Your objective
Copy out every line that contains "Part".

[Data entries for graphics]
====

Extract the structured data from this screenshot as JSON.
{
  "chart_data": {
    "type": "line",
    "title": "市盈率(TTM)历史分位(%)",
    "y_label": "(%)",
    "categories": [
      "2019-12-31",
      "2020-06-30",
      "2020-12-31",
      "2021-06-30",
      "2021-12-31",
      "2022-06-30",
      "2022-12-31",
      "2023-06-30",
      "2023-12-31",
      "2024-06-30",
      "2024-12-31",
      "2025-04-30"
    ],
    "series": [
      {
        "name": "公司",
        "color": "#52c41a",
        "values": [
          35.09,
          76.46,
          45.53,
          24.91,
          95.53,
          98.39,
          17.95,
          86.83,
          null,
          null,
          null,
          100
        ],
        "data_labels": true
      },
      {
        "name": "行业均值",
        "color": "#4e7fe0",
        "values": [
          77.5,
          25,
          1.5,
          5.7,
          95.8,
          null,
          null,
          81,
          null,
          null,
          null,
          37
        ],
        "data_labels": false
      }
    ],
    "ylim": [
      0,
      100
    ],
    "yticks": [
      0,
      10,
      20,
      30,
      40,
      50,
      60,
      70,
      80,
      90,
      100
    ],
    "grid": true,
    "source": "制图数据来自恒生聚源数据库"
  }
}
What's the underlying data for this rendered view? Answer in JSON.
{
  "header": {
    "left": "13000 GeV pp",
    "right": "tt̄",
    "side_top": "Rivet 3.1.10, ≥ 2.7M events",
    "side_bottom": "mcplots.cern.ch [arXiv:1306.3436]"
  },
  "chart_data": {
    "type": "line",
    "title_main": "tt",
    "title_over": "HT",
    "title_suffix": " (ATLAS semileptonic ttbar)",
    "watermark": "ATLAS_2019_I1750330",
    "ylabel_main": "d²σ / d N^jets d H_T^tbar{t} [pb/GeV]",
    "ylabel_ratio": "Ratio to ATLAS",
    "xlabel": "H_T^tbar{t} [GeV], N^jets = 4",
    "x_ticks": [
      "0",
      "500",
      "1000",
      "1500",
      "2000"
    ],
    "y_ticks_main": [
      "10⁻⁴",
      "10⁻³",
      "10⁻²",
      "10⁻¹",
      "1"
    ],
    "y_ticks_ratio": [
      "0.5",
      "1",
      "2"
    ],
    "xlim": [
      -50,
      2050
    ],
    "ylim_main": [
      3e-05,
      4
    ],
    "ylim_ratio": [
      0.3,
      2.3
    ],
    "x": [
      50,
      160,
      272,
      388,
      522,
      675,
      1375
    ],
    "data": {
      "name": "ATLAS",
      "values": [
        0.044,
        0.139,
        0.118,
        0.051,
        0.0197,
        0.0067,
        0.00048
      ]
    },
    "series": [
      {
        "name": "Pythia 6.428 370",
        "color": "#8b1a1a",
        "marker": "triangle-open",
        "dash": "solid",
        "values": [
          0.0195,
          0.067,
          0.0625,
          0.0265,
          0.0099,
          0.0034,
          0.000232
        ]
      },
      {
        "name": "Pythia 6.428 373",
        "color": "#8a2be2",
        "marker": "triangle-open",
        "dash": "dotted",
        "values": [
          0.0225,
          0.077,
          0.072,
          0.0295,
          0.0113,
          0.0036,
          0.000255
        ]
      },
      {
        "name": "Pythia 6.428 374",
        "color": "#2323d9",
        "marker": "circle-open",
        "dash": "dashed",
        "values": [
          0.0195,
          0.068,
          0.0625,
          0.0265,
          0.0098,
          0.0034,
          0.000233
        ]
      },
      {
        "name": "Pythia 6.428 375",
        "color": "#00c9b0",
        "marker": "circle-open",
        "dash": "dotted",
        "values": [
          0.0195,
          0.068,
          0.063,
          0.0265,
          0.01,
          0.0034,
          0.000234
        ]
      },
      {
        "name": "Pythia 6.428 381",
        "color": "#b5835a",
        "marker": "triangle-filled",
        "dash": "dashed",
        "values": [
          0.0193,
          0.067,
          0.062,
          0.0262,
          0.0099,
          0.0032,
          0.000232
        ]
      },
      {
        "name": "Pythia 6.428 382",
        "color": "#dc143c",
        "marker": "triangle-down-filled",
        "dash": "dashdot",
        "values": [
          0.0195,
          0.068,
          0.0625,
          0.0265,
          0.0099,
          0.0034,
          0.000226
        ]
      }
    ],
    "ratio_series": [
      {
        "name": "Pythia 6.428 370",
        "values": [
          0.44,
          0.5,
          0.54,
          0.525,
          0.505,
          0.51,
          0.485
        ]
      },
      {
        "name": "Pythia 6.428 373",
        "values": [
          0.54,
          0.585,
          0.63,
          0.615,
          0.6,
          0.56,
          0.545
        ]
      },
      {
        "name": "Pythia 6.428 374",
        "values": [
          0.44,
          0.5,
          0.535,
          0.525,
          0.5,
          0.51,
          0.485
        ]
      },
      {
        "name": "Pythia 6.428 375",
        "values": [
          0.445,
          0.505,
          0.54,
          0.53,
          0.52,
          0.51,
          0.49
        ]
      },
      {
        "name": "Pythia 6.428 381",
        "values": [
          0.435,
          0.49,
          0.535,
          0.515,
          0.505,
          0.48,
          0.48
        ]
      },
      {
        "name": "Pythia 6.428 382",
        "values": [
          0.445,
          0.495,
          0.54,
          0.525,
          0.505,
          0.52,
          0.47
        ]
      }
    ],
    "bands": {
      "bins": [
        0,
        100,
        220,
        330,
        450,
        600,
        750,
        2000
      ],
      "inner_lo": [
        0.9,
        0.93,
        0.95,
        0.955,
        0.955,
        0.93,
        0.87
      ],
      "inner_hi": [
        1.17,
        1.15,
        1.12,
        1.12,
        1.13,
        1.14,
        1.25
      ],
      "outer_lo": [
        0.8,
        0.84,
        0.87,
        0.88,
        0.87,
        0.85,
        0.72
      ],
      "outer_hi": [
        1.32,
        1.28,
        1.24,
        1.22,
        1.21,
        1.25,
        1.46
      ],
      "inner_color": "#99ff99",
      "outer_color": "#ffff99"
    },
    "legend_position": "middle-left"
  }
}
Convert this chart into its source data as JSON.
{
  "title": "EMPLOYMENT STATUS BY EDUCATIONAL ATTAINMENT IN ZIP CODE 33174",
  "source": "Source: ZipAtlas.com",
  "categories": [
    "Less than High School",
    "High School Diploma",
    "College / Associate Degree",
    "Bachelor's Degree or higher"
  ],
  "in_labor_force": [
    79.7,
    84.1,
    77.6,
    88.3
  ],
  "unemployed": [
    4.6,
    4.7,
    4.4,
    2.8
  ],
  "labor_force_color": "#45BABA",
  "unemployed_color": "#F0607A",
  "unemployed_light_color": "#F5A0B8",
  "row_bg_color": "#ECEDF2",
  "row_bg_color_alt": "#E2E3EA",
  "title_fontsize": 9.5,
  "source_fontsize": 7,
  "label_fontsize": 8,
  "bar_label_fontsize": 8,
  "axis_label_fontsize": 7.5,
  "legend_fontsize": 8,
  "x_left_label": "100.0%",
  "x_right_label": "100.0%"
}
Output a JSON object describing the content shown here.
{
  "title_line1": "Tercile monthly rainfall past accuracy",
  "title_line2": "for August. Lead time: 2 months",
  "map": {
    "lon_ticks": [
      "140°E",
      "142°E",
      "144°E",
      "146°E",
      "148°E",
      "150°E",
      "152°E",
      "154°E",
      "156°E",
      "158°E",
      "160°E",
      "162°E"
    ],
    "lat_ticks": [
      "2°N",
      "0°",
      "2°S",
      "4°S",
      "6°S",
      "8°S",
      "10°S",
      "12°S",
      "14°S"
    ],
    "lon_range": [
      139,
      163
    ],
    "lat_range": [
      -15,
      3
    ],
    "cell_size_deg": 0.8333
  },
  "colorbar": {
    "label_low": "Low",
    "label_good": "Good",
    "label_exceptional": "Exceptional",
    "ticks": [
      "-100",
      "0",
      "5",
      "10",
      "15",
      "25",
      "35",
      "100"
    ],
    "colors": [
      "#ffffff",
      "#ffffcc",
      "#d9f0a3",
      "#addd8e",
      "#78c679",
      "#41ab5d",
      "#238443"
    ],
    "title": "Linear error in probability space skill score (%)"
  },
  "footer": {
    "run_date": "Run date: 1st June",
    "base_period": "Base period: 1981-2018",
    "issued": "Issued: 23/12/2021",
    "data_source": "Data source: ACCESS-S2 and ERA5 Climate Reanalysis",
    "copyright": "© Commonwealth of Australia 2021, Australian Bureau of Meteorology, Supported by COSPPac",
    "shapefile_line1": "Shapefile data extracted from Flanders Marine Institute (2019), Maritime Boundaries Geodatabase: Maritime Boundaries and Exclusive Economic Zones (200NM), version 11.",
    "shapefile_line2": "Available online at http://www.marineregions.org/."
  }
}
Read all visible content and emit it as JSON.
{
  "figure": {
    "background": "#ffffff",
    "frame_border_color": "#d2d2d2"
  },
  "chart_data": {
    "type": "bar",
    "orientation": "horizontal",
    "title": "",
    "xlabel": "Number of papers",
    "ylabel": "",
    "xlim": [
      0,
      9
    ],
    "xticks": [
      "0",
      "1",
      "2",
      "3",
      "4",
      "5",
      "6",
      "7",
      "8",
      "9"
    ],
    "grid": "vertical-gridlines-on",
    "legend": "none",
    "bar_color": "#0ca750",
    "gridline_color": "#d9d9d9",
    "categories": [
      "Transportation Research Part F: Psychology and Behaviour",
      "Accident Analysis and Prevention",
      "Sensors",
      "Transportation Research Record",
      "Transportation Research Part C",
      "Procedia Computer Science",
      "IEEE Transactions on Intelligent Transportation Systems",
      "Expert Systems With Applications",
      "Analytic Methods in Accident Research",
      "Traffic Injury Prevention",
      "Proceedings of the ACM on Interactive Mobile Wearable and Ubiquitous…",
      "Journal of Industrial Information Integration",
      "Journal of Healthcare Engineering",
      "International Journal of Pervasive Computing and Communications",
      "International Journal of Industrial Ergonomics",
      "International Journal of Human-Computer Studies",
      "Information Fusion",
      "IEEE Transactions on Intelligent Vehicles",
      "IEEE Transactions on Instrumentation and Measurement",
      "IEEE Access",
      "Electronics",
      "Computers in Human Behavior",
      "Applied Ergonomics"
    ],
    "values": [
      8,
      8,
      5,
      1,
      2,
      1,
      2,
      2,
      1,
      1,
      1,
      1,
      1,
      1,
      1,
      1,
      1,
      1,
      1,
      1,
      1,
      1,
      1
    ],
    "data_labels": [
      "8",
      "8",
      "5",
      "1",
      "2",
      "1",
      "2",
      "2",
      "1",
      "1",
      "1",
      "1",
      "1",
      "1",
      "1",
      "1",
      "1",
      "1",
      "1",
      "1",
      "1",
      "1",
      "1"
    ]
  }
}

====

Response
      "Transportation Research Part F: Psychology and Behaviour",
      "Transportation Research Part C",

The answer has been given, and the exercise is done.